DESCRIPTION OF THE TASK.
Quote every line below exactly and skip any picture.

GIVEN INFORMATION.

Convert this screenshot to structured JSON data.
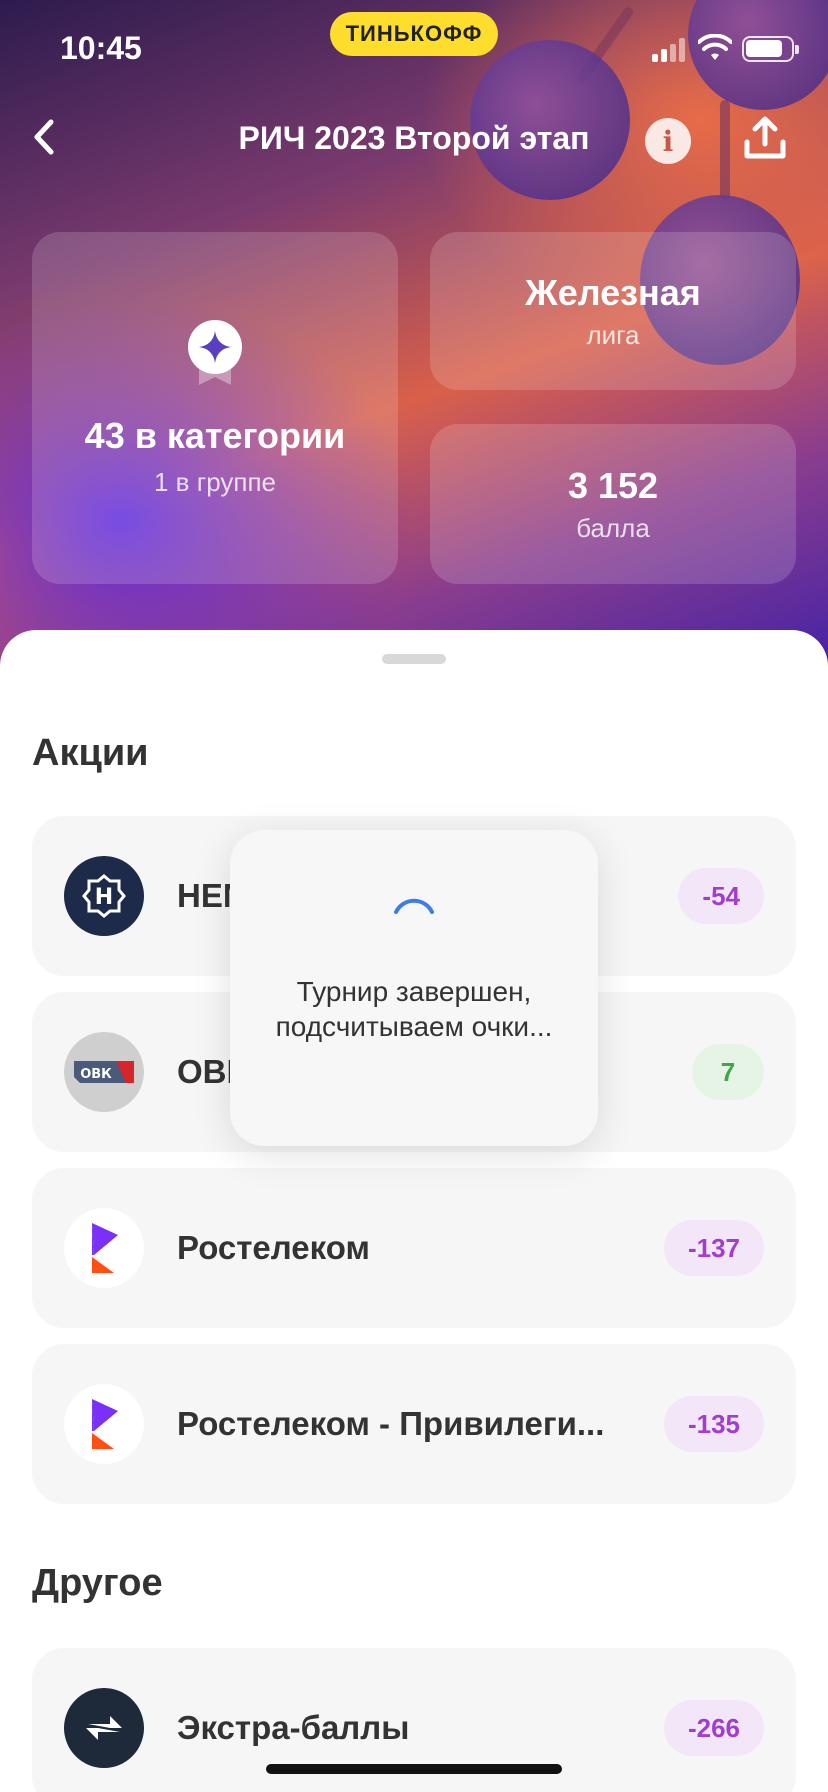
{
  "status_bar": {
    "time": "10:45",
    "brand": "ТИНЬКОФФ"
  },
  "header": {
    "title": "РИЧ 2023 Второй этап"
  },
  "cards": {
    "rank": {
      "value": "43 в категории",
      "sub": "1 в группе"
    },
    "league": {
      "value": "Железная",
      "sub": "лига"
    },
    "points": {
      "value": "3 152",
      "sub": "балла"
    }
  },
  "sections": {
    "stocks": {
      "title": "Акции",
      "items": [
        {
          "name": "HEM",
          "score": "-54"
        },
        {
          "name": "OBI",
          "score": "7"
        },
        {
          "name": "Ростелеком",
          "score": "-137"
        },
        {
          "name": "Ростелеком - Привилеги...",
          "score": "-135"
        }
      ]
    },
    "other": {
      "title": "Другое",
      "items": [
        {
          "name": "Экстра-баллы",
          "score": "-266"
        }
      ]
    }
  },
  "loader": {
    "text": "Турнир завершен, подсчитываем очки..."
  },
  "logos": {
    "hem_letter": "H",
    "obi_text": "ОВК"
  },
  "colors": {
    "brand_yellow": "#ffdd2d",
    "negative_score": "#a23ecf",
    "positive_score": "#3ea74a",
    "rostelecom_purple": "#7b2ff7",
    "rostelecom_orange": "#ff4f12"
  }
}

SOLUTION BELOW.
Convert this screenshot to structured JSON data.
{
  "status_bar": {
    "time": "10:45",
    "brand": "ТИНЬКОФФ"
  },
  "header": {
    "title": "РИЧ 2023 Второй этап"
  },
  "cards": {
    "rank": {
      "value": "43 в категории",
      "sub": "1 в группе"
    },
    "league": {
      "value": "Железная",
      "sub": "лига"
    },
    "points": {
      "value": "3 152",
      "sub": "балла"
    }
  },
  "sections": {
    "stocks": {
      "title": "Акции",
      "items": [
        {
          "name": "HEM",
          "score": "-54"
        },
        {
          "name": "OBI",
          "score": "7"
        },
        {
          "name": "Ростелеком",
          "score": "-137"
        },
        {
          "name": "Ростелеком - Привилеги...",
          "score": "-135"
        }
      ]
    },
    "other": {
      "title": "Другое",
      "items": [
        {
          "name": "Экстра-баллы",
          "score": "-266"
        }
      ]
    }
  },
  "loader": {
    "text": "Турнир завершен, подсчитываем очки..."
  },
  "logos": {
    "hem_letter": "H",
    "obi_text": "ОВК"
  },
  "colors": {
    "brand_yellow": "#ffdd2d",
    "negative_score": "#a23ecf",
    "positive_score": "#3ea74a",
    "rostelecom_purple": "#7b2ff7",
    "rostelecom_orange": "#ff4f12"
  }
}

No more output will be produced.